Short problem:
Retype every entry word for word.

** Begin Material **

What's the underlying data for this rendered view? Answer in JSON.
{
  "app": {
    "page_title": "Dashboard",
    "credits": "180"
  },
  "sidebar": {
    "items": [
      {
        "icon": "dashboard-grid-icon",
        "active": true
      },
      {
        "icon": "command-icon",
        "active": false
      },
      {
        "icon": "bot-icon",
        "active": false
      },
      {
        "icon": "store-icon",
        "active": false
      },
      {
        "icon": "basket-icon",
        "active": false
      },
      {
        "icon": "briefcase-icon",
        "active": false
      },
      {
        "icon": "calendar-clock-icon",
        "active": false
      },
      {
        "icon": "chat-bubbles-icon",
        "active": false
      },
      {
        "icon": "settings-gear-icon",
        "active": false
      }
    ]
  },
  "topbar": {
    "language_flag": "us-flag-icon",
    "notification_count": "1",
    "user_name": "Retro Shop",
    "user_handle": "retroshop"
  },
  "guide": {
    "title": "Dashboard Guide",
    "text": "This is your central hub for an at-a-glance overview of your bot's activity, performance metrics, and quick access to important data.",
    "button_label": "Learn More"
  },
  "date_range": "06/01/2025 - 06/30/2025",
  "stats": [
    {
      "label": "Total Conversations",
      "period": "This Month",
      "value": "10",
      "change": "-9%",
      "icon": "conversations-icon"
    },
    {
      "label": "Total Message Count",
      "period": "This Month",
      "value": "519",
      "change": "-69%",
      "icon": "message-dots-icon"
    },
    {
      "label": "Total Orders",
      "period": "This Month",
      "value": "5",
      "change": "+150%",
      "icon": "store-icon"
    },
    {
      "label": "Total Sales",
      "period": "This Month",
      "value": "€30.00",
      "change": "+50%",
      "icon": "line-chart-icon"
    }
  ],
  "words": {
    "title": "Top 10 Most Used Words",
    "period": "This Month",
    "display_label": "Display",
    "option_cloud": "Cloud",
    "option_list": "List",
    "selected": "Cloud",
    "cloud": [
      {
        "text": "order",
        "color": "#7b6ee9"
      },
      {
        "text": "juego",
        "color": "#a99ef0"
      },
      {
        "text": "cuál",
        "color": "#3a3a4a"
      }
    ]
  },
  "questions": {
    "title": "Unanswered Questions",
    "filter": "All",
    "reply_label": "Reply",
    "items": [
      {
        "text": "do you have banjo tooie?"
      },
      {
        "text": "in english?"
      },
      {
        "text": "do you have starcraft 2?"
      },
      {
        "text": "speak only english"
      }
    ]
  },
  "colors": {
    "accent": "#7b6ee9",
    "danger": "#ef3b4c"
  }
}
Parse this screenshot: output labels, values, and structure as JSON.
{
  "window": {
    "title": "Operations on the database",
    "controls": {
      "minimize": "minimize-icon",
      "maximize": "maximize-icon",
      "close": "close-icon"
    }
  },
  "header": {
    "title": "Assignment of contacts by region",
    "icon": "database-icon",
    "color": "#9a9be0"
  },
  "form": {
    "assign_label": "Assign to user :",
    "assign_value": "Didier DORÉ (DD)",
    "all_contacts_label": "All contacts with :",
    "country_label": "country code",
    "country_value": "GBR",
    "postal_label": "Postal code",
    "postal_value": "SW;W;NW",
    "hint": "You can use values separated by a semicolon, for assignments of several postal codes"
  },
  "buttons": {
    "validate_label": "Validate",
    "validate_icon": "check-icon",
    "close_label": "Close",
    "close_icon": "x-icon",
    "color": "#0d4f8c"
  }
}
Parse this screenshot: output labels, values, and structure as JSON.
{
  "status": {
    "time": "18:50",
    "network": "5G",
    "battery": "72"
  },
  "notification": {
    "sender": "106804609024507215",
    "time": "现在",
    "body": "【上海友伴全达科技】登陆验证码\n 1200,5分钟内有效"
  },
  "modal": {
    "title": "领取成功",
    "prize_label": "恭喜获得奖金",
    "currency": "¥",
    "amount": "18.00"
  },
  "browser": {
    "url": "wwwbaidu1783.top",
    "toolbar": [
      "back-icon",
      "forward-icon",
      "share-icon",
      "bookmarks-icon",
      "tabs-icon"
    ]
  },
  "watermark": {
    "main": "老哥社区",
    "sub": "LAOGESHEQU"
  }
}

** End Material **

Full solution:
What's the underlying data for this rendered view? Answer in JSON.
{
  "app": {
    "page_title": "Dashboard",
    "credits": "180"
  },
  "sidebar": {
    "items": [
      {
        "icon": "dashboard-grid-icon",
        "active": true
      },
      {
        "icon": "command-icon",
        "active": false
      },
      {
        "icon": "bot-icon",
        "active": false
      },
      {
        "icon": "store-icon",
        "active": false
      },
      {
        "icon": "basket-icon",
        "active": false
      },
      {
        "icon": "briefcase-icon",
        "active": false
      },
      {
        "icon": "calendar-clock-icon",
        "active": false
      },
      {
        "icon": "chat-bubbles-icon",
        "active": false
      },
      {
        "icon": "settings-gear-icon",
        "active": false
      }
    ]
  },
  "topbar": {
    "language_flag": "us-flag-icon",
    "notification_count": "1",
    "user_name": "Retro Shop",
    "user_handle": "retroshop"
  },
  "guide": {
    "title": "Dashboard Guide",
    "text": "This is your central hub for an at-a-glance overview of your bot's activity, performance metrics, and quick access to important data.",
    "button_label": "Learn More"
  },
  "date_range": "06/01/2025 - 06/30/2025",
  "stats": [
    {
      "label": "Total Conversations",
      "period": "This Month",
      "value": "10",
      "change": "-9%",
      "icon": "conversations-icon"
    },
    {
      "label": "Total Message Count",
      "period": "This Month",
      "value": "519",
      "change": "-69%",
      "icon": "message-dots-icon"
    },
    {
      "label": "Total Orders",
      "period": "This Month",
      "value": "5",
      "change": "+150%",
      "icon": "store-icon"
    },
    {
      "label": "Total Sales",
      "period": "This Month",
      "value": "€30.00",
      "change": "+50%",
      "icon": "line-chart-icon"
    }
  ],
  "words": {
    "title": "Top 10 Most Used Words",
    "period": "This Month",
    "display_label": "Display",
    "option_cloud": "Cloud",
    "option_list": "List",
    "selected": "Cloud",
    "cloud": [
      {
        "text": "order",
        "color": "#7b6ee9"
      },
      {
        "text": "juego",
        "color": "#a99ef0"
      },
      {
        "text": "cuál",
        "color": "#3a3a4a"
      }
    ]
  },
  "questions": {
    "title": "Unanswered Questions",
    "filter": "All",
    "reply_label": "Reply",
    "items": [
      {
        "text": "do you have banjo tooie?"
      },
      {
        "text": "in english?"
      },
      {
        "text": "do you have starcraft 2?"
      },
      {
        "text": "speak only english"
      }
    ]
  },
  "colors": {
    "accent": "#7b6ee9",
    "danger": "#ef3b4c"
  }
}
Parse this screenshot: output labels, values, and structure as JSON.
{
  "window": {
    "title": "Operations on the database",
    "controls": {
      "minimize": "minimize-icon",
      "maximize": "maximize-icon",
      "close": "close-icon"
    }
  },
  "header": {
    "title": "Assignment of contacts by region",
    "icon": "database-icon",
    "color": "#9a9be0"
  },
  "form": {
    "assign_label": "Assign to user :",
    "assign_value": "Didier DORÉ (DD)",
    "all_contacts_label": "All contacts with :",
    "country_label": "country code",
    "country_value": "GBR",
    "postal_label": "Postal code",
    "postal_value": "SW;W;NW",
    "hint": "You can use values separated by a semicolon, for assignments of several postal codes"
  },
  "buttons": {
    "validate_label": "Validate",
    "validate_icon": "check-icon",
    "close_label": "Close",
    "close_icon": "x-icon",
    "color": "#0d4f8c"
  }
}
Parse this screenshot: output labels, values, and structure as JSON.
{
  "status": {
    "time": "18:50",
    "network": "5G",
    "battery": "72"
  },
  "notification": {
    "sender": "106804609024507215",
    "time": "现在",
    "body": "【上海友伴全达科技】登陆验证码\n 1200,5分钟内有效"
  },
  "modal": {
    "title": "领取成功",
    "prize_label": "恭喜获得奖金",
    "currency": "¥",
    "amount": "18.00"
  },
  "browser": {
    "url": "wwwbaidu1783.top",
    "toolbar": [
      "back-icon",
      "forward-icon",
      "share-icon",
      "bookmarks-icon",
      "tabs-icon"
    ]
  },
  "watermark": {
    "main": "老哥社区",
    "sub": "LAOGESHEQU"
  }
}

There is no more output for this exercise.